# Instructions for the task:
Within the records that follow, find every line containing the string "Слесарь". Copy those lines.

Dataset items
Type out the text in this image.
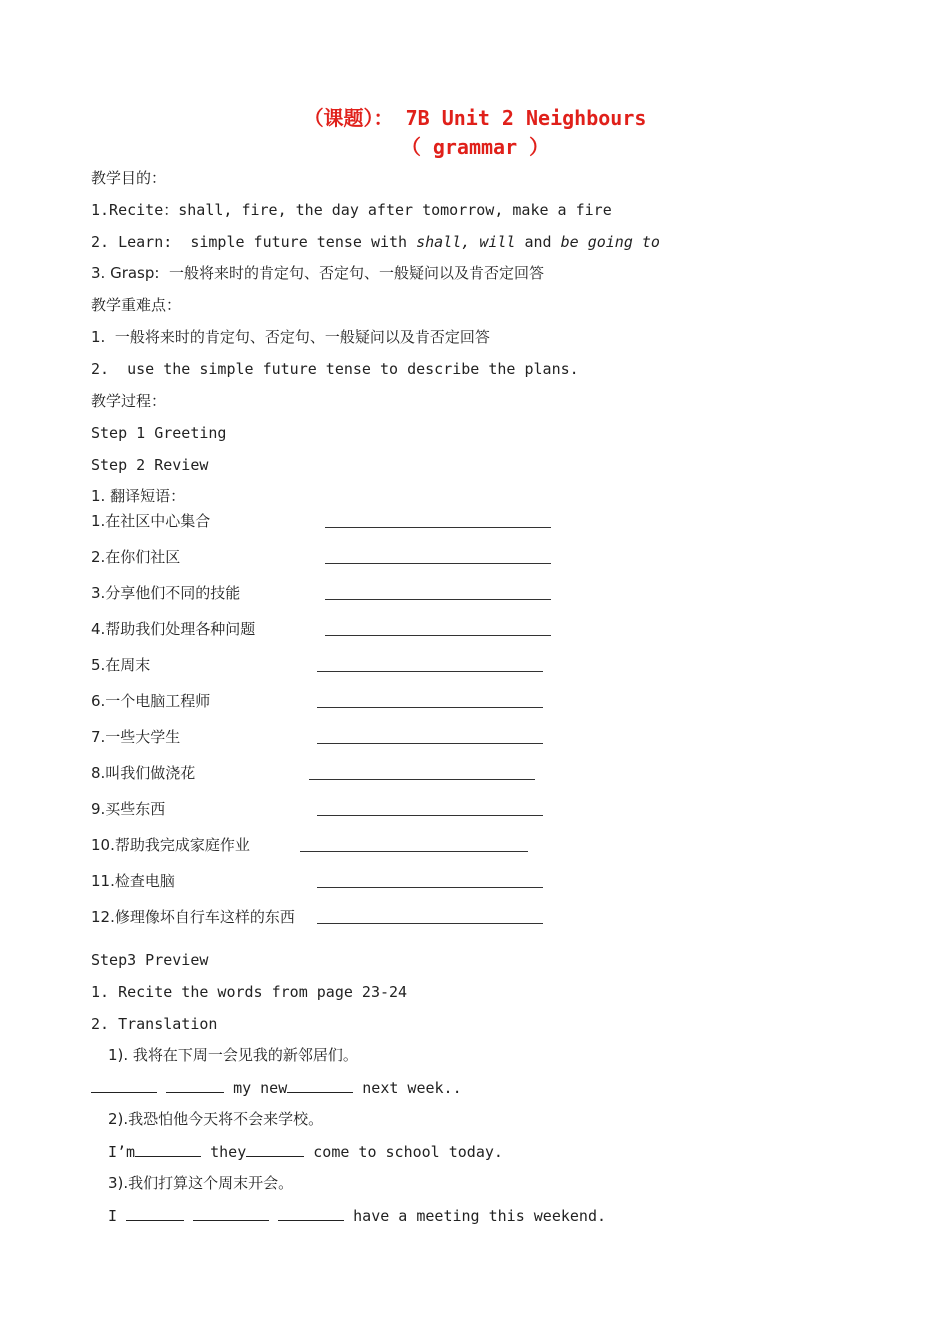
（课题）： 7B Unit 2 Neighbours
（ grammar ）
教学目的：
1.Recite：shall, fire, the day after tomorrow, make a fire
2. Learn:  simple future tense with shall, will and be going to
3. Grasp:  一般将来时的肯定句、否定句、一般疑问以及肯否定回答
教学重难点：
1.  一般将来时的肯定句、否定句、一般疑问以及肯否定回答
2.  use the simple future tense to describe the plans.
教学过程：
Step 1 Greeting
Step 2 Review
1. 翻译短语：
1.在社区中心集合
2.在你们社区
3.分享他们不同的技能
4.帮助我们处理各种问题
5.在周末
6.一个电脑工程师
7.一些大学生
8.叫我们做浇花
9.买些东西
10.帮助我完成家庭作业
11.检查电脑
12.修理像坏自行车这样的东西
Step3 Preview
1. Recite the words from page 23-24
2. Translation
1). 我将在下周一会见我的新邻居们。
my new	next week..
2).我恐怕他今天将不会来学校。
I’m	they	come to school today.
3).我们打算这个周末开会。
I	have a meeting this weekend.
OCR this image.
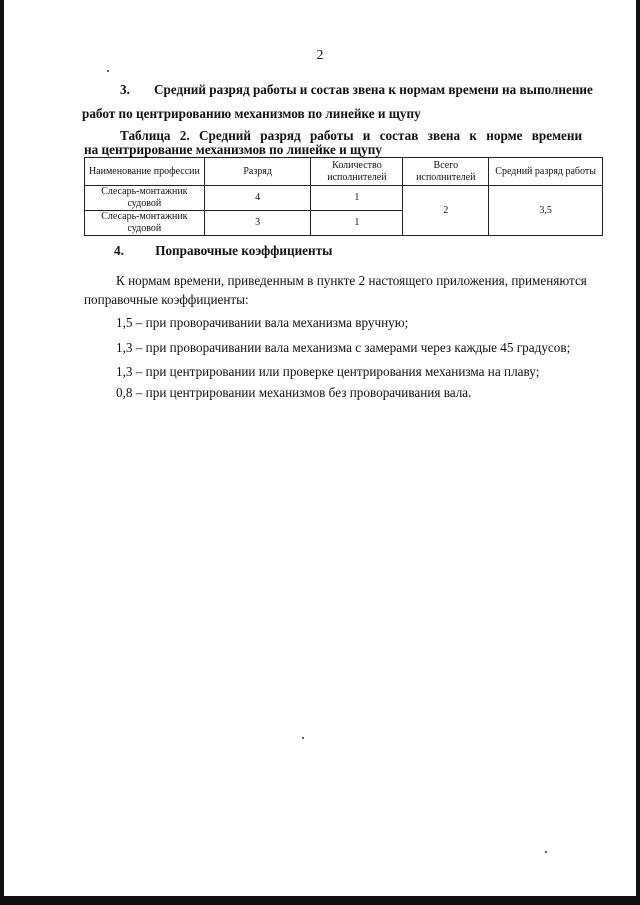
2
3. Средний разряд работы и состав звена к нормам времени на выполнение
работ по центрированию механизмов по линейке и щупу
Таблица 2. Средний разряд работы и состав звена к норме времени
на центрирование механизмов по линейке и щупу
Наименование профессии	Разряд	Количество исполнителей	Всего исполнителей	Средний разряд работы
Слесарь-монтажник судовой	4	1	2	3,5
Слесарь-монтажник судовой	3	1		
4. Поправочные коэффициенты
К нормам времени, приведенным в пункте 2 настоящего приложения, применяются
поправочные коэффициенты:
1,5 – при проворачивании вала механизма вручную;
1,3 – при проворачивании вала механизма с замерами через каждые 45 градусов;
1,3 – при центрировании или проверке центрирования механизма на плаву;
0,8 – при центрировании механизмов без проворачивания вала.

# Exercise output:
Слесарь-монтажник судовой	4	1	2	3,5
Слесарь-монтажник судовой	3	1		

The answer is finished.